Take the data that follows and retype it word for word.

-- START OF EXERCISE DATA --

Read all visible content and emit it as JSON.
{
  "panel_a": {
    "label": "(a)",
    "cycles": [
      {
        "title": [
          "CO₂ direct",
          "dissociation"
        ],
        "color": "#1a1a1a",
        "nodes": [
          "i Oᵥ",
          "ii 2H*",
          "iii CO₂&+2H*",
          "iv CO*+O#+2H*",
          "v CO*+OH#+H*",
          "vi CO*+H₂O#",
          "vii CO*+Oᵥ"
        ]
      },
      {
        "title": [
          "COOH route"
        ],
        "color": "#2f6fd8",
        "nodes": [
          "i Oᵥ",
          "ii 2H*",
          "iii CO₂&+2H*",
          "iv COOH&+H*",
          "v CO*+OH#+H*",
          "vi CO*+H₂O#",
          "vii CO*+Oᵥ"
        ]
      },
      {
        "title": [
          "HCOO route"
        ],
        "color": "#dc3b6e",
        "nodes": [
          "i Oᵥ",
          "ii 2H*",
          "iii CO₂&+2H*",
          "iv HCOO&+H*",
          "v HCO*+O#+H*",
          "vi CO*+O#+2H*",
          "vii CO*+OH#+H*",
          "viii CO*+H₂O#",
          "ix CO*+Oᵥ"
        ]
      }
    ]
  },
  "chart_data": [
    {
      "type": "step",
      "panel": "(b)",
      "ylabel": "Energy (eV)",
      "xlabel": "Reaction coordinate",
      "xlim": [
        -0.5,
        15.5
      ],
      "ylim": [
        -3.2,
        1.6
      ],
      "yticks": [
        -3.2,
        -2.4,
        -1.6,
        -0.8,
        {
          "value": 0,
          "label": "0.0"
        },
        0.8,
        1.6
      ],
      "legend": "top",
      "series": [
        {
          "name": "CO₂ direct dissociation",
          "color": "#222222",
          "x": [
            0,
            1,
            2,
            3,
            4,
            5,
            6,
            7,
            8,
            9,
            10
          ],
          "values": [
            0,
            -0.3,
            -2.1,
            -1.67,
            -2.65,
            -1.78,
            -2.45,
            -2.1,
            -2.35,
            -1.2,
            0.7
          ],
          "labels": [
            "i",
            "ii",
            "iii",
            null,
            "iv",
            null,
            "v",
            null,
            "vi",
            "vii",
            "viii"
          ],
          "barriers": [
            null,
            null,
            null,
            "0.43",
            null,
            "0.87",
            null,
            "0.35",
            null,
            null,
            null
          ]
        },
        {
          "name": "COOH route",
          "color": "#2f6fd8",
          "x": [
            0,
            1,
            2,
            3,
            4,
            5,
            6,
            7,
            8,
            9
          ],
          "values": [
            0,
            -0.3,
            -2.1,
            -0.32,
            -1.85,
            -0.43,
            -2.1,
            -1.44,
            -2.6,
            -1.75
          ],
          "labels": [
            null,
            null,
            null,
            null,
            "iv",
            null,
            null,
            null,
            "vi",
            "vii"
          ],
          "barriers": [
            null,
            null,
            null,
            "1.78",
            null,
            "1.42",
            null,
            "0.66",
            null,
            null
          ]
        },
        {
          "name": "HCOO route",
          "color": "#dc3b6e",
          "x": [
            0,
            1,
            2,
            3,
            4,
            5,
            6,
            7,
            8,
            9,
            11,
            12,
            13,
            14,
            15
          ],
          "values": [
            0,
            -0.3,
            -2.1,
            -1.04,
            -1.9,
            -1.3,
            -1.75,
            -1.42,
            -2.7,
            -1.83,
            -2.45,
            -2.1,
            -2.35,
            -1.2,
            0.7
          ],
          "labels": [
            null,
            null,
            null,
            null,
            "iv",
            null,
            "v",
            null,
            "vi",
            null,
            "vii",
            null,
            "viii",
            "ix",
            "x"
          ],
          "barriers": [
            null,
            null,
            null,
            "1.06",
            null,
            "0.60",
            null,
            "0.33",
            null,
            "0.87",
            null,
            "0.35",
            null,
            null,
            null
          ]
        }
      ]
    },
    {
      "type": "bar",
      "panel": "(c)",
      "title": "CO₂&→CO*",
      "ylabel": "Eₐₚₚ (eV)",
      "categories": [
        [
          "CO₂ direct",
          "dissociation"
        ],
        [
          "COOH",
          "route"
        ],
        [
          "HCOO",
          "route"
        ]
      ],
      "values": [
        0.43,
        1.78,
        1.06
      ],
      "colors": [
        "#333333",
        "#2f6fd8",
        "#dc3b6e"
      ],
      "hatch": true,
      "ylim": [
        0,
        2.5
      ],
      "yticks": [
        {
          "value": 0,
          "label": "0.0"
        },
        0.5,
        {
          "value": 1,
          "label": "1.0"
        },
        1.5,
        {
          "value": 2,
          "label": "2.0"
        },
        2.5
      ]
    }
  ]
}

-- END OF EXERCISE DATA --

### WRITTEN SOLUTION
Read all visible content and emit it as JSON.
{
  "panel_a": {
    "label": "(a)",
    "cycles": [
      {
        "title": [
          "CO₂ direct",
          "dissociation"
        ],
        "color": "#1a1a1a",
        "nodes": [
          "i Oᵥ",
          "ii 2H*",
          "iii CO₂&+2H*",
          "iv CO*+O#+2H*",
          "v CO*+OH#+H*",
          "vi CO*+H₂O#",
          "vii CO*+Oᵥ"
        ]
      },
      {
        "title": [
          "COOH route"
        ],
        "color": "#2f6fd8",
        "nodes": [
          "i Oᵥ",
          "ii 2H*",
          "iii CO₂&+2H*",
          "iv COOH&+H*",
          "v CO*+OH#+H*",
          "vi CO*+H₂O#",
          "vii CO*+Oᵥ"
        ]
      },
      {
        "title": [
          "HCOO route"
        ],
        "color": "#dc3b6e",
        "nodes": [
          "i Oᵥ",
          "ii 2H*",
          "iii CO₂&+2H*",
          "iv HCOO&+H*",
          "v HCO*+O#+H*",
          "vi CO*+O#+2H*",
          "vii CO*+OH#+H*",
          "viii CO*+H₂O#",
          "ix CO*+Oᵥ"
        ]
      }
    ]
  },
  "chart_data": [
    {
      "type": "step",
      "panel": "(b)",
      "ylabel": "Energy (eV)",
      "xlabel": "Reaction coordinate",
      "xlim": [
        -0.5,
        15.5
      ],
      "ylim": [
        -3.2,
        1.6
      ],
      "yticks": [
        -3.2,
        -2.4,
        -1.6,
        -0.8,
        {
          "value": 0,
          "label": "0.0"
        },
        0.8,
        1.6
      ],
      "legend": "top",
      "series": [
        {
          "name": "CO₂ direct dissociation",
          "color": "#222222",
          "x": [
            0,
            1,
            2,
            3,
            4,
            5,
            6,
            7,
            8,
            9,
            10
          ],
          "values": [
            0,
            -0.3,
            -2.1,
            -1.67,
            -2.65,
            -1.78,
            -2.45,
            -2.1,
            -2.35,
            -1.2,
            0.7
          ],
          "labels": [
            "i",
            "ii",
            "iii",
            null,
            "iv",
            null,
            "v",
            null,
            "vi",
            "vii",
            "viii"
          ],
          "barriers": [
            null,
            null,
            null,
            "0.43",
            null,
            "0.87",
            null,
            "0.35",
            null,
            null,
            null
          ]
        },
        {
          "name": "COOH route",
          "color": "#2f6fd8",
          "x": [
            0,
            1,
            2,
            3,
            4,
            5,
            6,
            7,
            8,
            9
          ],
          "values": [
            0,
            -0.3,
            -2.1,
            -0.32,
            -1.85,
            -0.43,
            -2.1,
            -1.44,
            -2.6,
            -1.75
          ],
          "labels": [
            null,
            null,
            null,
            null,
            "iv",
            null,
            null,
            null,
            "vi",
            "vii"
          ],
          "barriers": [
            null,
            null,
            null,
            "1.78",
            null,
            "1.42",
            null,
            "0.66",
            null,
            null
          ]
        },
        {
          "name": "HCOO route",
          "color": "#dc3b6e",
          "x": [
            0,
            1,
            2,
            3,
            4,
            5,
            6,
            7,
            8,
            9,
            11,
            12,
            13,
            14,
            15
          ],
          "values": [
            0,
            -0.3,
            -2.1,
            -1.04,
            -1.9,
            -1.3,
            -1.75,
            -1.42,
            -2.7,
            -1.83,
            -2.45,
            -2.1,
            -2.35,
            -1.2,
            0.7
          ],
          "labels": [
            null,
            null,
            null,
            null,
            "iv",
            null,
            "v",
            null,
            "vi",
            null,
            "vii",
            null,
            "viii",
            "ix",
            "x"
          ],
          "barriers": [
            null,
            null,
            null,
            "1.06",
            null,
            "0.60",
            null,
            "0.33",
            null,
            "0.87",
            null,
            "0.35",
            null,
            null,
            null
          ]
        }
      ]
    },
    {
      "type": "bar",
      "panel": "(c)",
      "title": "CO₂&→CO*",
      "ylabel": "Eₐₚₚ (eV)",
      "categories": [
        [
          "CO₂ direct",
          "dissociation"
        ],
        [
          "COOH",
          "route"
        ],
        [
          "HCOO",
          "route"
        ]
      ],
      "values": [
        0.43,
        1.78,
        1.06
      ],
      "colors": [
        "#333333",
        "#2f6fd8",
        "#dc3b6e"
      ],
      "hatch": true,
      "ylim": [
        0,
        2.5
      ],
      "yticks": [
        {
          "value": 0,
          "label": "0.0"
        },
        0.5,
        {
          "value": 1,
          "label": "1.0"
        },
        1.5,
        {
          "value": 2,
          "label": "2.0"
        },
        2.5
      ]
    }
  ]
}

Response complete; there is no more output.